**INSTRUCTION**.
Copy whichever lines contain the string "child".

• • • • •

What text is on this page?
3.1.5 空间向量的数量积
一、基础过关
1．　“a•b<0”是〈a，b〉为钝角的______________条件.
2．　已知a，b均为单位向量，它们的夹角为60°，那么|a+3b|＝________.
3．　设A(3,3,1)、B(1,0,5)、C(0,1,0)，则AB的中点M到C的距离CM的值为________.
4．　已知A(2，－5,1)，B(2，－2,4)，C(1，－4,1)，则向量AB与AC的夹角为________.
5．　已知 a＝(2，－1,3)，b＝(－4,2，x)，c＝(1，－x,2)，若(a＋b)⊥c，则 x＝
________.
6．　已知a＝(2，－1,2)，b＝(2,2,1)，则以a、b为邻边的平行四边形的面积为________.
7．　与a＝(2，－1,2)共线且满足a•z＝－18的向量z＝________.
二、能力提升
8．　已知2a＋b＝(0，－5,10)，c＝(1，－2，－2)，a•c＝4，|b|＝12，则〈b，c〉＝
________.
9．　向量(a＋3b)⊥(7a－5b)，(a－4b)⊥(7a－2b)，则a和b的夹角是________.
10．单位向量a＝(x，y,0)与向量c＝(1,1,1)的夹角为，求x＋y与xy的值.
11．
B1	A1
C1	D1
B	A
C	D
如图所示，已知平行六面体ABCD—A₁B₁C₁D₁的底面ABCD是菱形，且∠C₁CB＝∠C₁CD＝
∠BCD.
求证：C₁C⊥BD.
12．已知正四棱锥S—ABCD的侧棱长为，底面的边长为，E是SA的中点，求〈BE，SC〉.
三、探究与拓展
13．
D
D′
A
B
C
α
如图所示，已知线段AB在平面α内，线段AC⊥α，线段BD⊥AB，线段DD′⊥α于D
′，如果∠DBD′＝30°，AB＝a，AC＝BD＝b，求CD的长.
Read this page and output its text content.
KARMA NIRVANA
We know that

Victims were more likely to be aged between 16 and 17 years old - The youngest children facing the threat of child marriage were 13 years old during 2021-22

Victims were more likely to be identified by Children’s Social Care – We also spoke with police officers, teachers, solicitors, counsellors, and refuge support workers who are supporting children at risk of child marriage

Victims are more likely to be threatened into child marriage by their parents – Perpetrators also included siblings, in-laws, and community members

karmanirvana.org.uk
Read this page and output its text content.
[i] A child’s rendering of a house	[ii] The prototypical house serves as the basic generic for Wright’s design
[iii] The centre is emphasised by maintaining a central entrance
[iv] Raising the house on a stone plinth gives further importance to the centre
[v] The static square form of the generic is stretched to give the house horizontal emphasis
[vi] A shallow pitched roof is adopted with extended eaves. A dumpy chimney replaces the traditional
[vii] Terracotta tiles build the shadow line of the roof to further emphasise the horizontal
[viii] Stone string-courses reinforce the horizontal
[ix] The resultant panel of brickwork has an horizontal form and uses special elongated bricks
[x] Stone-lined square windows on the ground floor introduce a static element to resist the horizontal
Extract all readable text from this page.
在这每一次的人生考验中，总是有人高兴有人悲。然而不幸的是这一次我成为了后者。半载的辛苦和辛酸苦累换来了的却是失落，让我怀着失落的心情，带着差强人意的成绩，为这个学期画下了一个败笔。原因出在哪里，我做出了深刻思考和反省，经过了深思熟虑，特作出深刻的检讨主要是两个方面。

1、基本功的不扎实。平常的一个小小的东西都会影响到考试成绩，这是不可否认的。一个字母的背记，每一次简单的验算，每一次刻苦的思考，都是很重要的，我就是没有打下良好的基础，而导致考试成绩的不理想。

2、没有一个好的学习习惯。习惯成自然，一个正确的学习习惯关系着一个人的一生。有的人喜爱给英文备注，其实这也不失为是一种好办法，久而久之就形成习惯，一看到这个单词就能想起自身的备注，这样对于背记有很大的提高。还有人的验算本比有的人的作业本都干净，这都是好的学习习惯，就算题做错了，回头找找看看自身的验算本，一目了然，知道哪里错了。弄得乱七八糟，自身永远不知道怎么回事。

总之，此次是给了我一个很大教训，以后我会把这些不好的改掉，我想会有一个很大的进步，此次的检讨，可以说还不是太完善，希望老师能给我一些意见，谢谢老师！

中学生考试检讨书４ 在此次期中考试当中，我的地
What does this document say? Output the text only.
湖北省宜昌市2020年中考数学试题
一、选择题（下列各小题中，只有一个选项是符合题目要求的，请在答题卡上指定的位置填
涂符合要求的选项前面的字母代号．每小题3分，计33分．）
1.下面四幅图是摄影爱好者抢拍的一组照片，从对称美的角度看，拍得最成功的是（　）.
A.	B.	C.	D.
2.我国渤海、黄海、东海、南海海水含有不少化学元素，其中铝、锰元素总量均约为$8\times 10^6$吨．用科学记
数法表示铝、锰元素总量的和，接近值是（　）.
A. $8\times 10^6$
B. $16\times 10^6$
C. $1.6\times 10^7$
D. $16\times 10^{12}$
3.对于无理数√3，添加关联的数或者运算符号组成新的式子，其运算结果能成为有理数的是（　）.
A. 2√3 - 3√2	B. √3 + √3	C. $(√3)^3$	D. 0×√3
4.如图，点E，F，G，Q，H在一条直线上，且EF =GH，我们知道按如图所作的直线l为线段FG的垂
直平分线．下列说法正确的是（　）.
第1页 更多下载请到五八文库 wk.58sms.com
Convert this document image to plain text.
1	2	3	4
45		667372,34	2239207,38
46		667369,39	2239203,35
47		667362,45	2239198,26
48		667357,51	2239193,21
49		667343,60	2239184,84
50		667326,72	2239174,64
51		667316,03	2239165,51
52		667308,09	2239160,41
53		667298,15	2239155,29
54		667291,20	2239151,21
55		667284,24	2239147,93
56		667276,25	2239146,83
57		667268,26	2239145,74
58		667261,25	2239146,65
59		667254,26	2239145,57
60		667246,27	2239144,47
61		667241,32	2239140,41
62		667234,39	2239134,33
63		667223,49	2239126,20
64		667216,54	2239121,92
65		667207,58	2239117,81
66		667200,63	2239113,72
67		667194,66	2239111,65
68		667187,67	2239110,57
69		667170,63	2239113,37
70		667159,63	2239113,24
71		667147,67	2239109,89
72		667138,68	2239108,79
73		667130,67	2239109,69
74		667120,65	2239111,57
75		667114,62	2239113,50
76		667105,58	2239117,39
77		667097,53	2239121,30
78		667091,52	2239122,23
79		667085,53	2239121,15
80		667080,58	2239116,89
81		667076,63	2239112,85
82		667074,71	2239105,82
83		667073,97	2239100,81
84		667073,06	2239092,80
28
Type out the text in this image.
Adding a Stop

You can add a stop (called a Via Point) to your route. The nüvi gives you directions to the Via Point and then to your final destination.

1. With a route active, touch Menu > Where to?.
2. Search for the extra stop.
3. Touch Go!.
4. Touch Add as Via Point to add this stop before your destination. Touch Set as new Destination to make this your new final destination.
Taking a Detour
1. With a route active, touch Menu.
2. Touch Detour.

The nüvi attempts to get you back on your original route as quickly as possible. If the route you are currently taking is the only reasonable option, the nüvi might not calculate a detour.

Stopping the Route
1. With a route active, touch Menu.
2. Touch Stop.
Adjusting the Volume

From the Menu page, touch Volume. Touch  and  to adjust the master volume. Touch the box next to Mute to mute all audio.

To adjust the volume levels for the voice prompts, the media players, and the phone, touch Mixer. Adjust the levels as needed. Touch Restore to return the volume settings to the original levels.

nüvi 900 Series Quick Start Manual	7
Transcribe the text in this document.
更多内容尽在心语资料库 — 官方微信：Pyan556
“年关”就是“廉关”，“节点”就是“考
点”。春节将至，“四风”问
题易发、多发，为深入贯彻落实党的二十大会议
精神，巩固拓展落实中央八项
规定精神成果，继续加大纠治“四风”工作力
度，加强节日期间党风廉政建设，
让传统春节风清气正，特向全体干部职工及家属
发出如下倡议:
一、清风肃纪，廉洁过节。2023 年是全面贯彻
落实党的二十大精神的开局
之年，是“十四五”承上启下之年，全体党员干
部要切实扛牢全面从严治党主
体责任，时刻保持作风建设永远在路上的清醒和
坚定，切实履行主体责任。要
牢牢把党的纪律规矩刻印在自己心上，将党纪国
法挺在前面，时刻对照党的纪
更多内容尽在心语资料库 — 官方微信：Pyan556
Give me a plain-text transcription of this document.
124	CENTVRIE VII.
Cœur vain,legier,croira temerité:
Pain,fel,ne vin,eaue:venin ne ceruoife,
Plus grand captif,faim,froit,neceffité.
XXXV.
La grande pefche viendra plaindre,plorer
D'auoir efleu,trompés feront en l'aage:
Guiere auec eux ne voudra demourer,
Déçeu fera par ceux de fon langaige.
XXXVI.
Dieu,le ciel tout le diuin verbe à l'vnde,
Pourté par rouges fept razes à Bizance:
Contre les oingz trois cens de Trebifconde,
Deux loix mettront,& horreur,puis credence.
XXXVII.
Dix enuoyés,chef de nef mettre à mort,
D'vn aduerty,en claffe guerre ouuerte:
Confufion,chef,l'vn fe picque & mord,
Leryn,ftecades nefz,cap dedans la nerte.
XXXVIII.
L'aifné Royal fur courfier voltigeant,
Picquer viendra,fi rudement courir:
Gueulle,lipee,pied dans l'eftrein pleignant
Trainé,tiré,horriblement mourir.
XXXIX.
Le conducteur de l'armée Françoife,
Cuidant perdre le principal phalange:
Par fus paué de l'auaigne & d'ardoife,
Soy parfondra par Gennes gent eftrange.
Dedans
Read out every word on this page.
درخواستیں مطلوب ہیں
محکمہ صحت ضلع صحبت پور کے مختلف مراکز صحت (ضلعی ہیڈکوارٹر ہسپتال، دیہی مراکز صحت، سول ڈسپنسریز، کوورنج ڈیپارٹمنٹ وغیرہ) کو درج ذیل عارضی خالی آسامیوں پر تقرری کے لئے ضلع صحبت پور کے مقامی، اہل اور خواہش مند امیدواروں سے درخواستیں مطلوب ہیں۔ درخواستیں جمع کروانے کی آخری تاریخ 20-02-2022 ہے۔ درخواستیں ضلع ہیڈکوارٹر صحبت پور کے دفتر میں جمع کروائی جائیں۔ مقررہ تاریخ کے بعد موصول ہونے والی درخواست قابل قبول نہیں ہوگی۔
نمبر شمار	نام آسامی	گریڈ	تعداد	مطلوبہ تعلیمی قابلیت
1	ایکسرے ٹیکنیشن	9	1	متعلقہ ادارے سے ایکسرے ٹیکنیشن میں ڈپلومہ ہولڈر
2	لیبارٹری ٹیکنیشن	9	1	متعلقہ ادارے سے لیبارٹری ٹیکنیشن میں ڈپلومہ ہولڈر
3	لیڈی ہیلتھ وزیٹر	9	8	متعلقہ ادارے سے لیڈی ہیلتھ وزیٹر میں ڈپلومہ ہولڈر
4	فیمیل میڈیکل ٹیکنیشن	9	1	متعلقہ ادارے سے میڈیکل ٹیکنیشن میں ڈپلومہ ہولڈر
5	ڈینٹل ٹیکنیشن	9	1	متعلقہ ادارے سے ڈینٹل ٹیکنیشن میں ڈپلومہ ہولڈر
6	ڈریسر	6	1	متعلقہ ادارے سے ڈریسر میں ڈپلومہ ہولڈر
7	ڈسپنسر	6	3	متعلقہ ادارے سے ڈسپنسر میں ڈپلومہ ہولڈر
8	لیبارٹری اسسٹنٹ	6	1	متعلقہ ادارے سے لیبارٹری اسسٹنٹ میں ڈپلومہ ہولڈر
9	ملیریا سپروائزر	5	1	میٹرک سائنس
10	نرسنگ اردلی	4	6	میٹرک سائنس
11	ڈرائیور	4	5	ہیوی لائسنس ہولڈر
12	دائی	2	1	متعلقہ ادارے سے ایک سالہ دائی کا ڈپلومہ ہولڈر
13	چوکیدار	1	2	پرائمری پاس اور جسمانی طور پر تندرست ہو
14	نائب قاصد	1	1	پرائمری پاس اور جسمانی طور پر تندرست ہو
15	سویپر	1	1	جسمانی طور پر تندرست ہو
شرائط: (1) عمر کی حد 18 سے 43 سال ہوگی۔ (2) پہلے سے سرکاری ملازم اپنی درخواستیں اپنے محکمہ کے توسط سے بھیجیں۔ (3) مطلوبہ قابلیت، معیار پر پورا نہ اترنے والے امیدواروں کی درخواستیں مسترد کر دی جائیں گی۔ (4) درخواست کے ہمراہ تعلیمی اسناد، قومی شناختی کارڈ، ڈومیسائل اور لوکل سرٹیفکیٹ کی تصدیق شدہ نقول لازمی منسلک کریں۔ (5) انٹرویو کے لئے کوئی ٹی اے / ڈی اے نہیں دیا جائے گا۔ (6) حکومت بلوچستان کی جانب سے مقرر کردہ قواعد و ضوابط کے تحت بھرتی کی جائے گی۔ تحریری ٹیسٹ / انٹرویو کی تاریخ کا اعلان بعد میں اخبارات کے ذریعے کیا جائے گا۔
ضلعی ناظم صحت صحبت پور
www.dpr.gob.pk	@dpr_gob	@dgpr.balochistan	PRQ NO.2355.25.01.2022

• • • • •

**THE COMPLETED TASK**.
Victims were more likely to be aged between 16 and 17 years old - The youngest children facing the threat of child marriage were 13 years old during 2021-22
Victims were more likely to be identified by Children’s Social Care – We also spoke with police officers, teachers, solicitors, counsellors, and refuge support workers who are supporting children at risk of child marriage
Victims are more likely to be threatened into child marriage by their parents – Perpetrators also included siblings, in-laws, and community members
[i] A child’s rendering of a house	[ii] The prototypical house serves as the basic generic for Wright’s design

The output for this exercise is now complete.